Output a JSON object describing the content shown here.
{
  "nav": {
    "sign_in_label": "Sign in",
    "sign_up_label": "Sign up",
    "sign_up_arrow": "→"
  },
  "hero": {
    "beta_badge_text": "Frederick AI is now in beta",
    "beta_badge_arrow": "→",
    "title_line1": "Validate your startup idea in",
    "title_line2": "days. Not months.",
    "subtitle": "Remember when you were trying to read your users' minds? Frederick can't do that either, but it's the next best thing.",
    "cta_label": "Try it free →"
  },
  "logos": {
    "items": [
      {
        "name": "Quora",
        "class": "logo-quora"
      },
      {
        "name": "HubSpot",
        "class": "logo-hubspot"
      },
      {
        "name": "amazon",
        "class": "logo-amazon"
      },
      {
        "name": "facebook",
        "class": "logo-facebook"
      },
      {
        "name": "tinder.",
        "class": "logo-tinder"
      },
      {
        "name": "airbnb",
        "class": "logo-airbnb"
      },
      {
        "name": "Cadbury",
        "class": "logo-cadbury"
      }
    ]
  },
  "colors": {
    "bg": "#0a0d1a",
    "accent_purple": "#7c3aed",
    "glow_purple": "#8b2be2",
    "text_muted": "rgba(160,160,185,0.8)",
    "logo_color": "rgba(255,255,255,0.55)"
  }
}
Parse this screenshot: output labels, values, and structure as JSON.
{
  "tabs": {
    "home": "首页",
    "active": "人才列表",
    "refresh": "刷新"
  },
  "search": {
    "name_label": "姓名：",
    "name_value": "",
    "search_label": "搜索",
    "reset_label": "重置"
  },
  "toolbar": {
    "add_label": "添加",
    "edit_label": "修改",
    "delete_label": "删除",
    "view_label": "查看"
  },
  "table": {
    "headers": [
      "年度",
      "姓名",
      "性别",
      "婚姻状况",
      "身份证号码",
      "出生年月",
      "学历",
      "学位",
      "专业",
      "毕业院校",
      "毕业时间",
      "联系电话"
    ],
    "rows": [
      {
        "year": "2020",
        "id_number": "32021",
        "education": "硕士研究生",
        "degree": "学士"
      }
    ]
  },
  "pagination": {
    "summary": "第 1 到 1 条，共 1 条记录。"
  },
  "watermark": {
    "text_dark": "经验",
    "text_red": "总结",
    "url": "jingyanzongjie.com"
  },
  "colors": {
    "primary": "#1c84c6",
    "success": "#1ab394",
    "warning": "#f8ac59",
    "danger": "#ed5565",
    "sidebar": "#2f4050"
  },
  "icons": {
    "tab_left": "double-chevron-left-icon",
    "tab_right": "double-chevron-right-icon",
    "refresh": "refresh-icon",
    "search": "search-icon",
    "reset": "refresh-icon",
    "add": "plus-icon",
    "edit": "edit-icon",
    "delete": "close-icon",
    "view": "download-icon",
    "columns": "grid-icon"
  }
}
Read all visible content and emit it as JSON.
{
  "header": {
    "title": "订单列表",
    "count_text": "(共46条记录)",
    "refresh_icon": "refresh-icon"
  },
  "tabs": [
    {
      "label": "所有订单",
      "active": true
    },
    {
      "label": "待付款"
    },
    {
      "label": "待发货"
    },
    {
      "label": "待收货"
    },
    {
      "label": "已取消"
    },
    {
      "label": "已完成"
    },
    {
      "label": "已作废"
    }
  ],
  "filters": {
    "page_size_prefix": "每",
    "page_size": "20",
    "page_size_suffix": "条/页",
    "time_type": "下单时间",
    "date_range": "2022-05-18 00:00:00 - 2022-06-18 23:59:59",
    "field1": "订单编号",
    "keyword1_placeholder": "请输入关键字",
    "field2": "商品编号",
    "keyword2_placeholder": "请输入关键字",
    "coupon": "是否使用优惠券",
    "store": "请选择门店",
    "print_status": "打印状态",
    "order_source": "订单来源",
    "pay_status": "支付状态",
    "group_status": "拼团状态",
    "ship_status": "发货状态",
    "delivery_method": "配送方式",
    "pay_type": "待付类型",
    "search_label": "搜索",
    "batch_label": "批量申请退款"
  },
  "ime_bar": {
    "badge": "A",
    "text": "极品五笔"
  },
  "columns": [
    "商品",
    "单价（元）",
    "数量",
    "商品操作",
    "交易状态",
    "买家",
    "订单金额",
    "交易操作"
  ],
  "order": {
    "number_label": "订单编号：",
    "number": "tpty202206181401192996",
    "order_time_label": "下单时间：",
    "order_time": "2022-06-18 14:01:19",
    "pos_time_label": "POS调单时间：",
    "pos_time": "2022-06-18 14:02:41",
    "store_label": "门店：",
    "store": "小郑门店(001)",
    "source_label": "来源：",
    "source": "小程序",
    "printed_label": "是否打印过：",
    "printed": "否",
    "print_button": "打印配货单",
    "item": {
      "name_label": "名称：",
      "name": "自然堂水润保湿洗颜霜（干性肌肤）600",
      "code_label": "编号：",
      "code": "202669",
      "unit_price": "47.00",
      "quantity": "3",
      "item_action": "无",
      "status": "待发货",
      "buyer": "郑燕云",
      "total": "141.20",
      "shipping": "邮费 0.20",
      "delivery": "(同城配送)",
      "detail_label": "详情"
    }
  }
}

******

> _Problem_:
Repeat the listing in full, keeping every line exactly as it is.

> _Expected answer_:
Output a JSON object describing the content shown here.
{
  "nav": {
    "sign_in_label": "Sign in",
    "sign_up_label": "Sign up",
    "sign_up_arrow": "→"
  },
  "hero": {
    "beta_badge_text": "Frederick AI is now in beta",
    "beta_badge_arrow": "→",
    "title_line1": "Validate your startup idea in",
    "title_line2": "days. Not months.",
    "subtitle": "Remember when you were trying to read your users' minds? Frederick can't do that either, but it's the next best thing.",
    "cta_label": "Try it free →"
  },
  "logos": {
    "items": [
      {
        "name": "Quora",
        "class": "logo-quora"
      },
      {
        "name": "HubSpot",
        "class": "logo-hubspot"
      },
      {
        "name": "amazon",
        "class": "logo-amazon"
      },
      {
        "name": "facebook",
        "class": "logo-facebook"
      },
      {
        "name": "tinder.",
        "class": "logo-tinder"
      },
      {
        "name": "airbnb",
        "class": "logo-airbnb"
      },
      {
        "name": "Cadbury",
        "class": "logo-cadbury"
      }
    ]
  },
  "colors": {
    "bg": "#0a0d1a",
    "accent_purple": "#7c3aed",
    "glow_purple": "#8b2be2",
    "text_muted": "rgba(160,160,185,0.8)",
    "logo_color": "rgba(255,255,255,0.55)"
  }
}
Parse this screenshot: output labels, values, and structure as JSON.
{
  "tabs": {
    "home": "首页",
    "active": "人才列表",
    "refresh": "刷新"
  },
  "search": {
    "name_label": "姓名：",
    "name_value": "",
    "search_label": "搜索",
    "reset_label": "重置"
  },
  "toolbar": {
    "add_label": "添加",
    "edit_label": "修改",
    "delete_label": "删除",
    "view_label": "查看"
  },
  "table": {
    "headers": [
      "年度",
      "姓名",
      "性别",
      "婚姻状况",
      "身份证号码",
      "出生年月",
      "学历",
      "学位",
      "专业",
      "毕业院校",
      "毕业时间",
      "联系电话"
    ],
    "rows": [
      {
        "year": "2020",
        "id_number": "32021",
        "education": "硕士研究生",
        "degree": "学士"
      }
    ]
  },
  "pagination": {
    "summary": "第 1 到 1 条，共 1 条记录。"
  },
  "watermark": {
    "text_dark": "经验",
    "text_red": "总结",
    "url": "jingyanzongjie.com"
  },
  "colors": {
    "primary": "#1c84c6",
    "success": "#1ab394",
    "warning": "#f8ac59",
    "danger": "#ed5565",
    "sidebar": "#2f4050"
  },
  "icons": {
    "tab_left": "double-chevron-left-icon",
    "tab_right": "double-chevron-right-icon",
    "refresh": "refresh-icon",
    "search": "search-icon",
    "reset": "refresh-icon",
    "add": "plus-icon",
    "edit": "edit-icon",
    "delete": "close-icon",
    "view": "download-icon",
    "columns": "grid-icon"
  }
}
Read all visible content and emit it as JSON.
{
  "header": {
    "title": "订单列表",
    "count_text": "(共46条记录)",
    "refresh_icon": "refresh-icon"
  },
  "tabs": [
    {
      "label": "所有订单",
      "active": true
    },
    {
      "label": "待付款"
    },
    {
      "label": "待发货"
    },
    {
      "label": "待收货"
    },
    {
      "label": "已取消"
    },
    {
      "label": "已完成"
    },
    {
      "label": "已作废"
    }
  ],
  "filters": {
    "page_size_prefix": "每",
    "page_size": "20",
    "page_size_suffix": "条/页",
    "time_type": "下单时间",
    "date_range": "2022-05-18 00:00:00 - 2022-06-18 23:59:59",
    "field1": "订单编号",
    "keyword1_placeholder": "请输入关键字",
    "field2": "商品编号",
    "keyword2_placeholder": "请输入关键字",
    "coupon": "是否使用优惠券",
    "store": "请选择门店",
    "print_status": "打印状态",
    "order_source": "订单来源",
    "pay_status": "支付状态",
    "group_status": "拼团状态",
    "ship_status": "发货状态",
    "delivery_method": "配送方式",
    "pay_type": "待付类型",
    "search_label": "搜索",
    "batch_label": "批量申请退款"
  },
  "ime_bar": {
    "badge": "A",
    "text": "极品五笔"
  },
  "columns": [
    "商品",
    "单价（元）",
    "数量",
    "商品操作",
    "交易状态",
    "买家",
    "订单金额",
    "交易操作"
  ],
  "order": {
    "number_label": "订单编号：",
    "number": "tpty202206181401192996",
    "order_time_label": "下单时间：",
    "order_time": "2022-06-18 14:01:19",
    "pos_time_label": "POS调单时间：",
    "pos_time": "2022-06-18 14:02:41",
    "store_label": "门店：",
    "store": "小郑门店(001)",
    "source_label": "来源：",
    "source": "小程序",
    "printed_label": "是否打印过：",
    "printed": "否",
    "print_button": "打印配货单",
    "item": {
      "name_label": "名称：",
      "name": "自然堂水润保湿洗颜霜（干性肌肤）600",
      "code_label": "编号：",
      "code": "202669",
      "unit_price": "47.00",
      "quantity": "3",
      "item_action": "无",
      "status": "待发货",
      "buyer": "郑燕云",
      "total": "141.20",
      "shipping": "邮费 0.20",
      "delivery": "(同城配送)",
      "detail_label": "详情"
    }
  }
}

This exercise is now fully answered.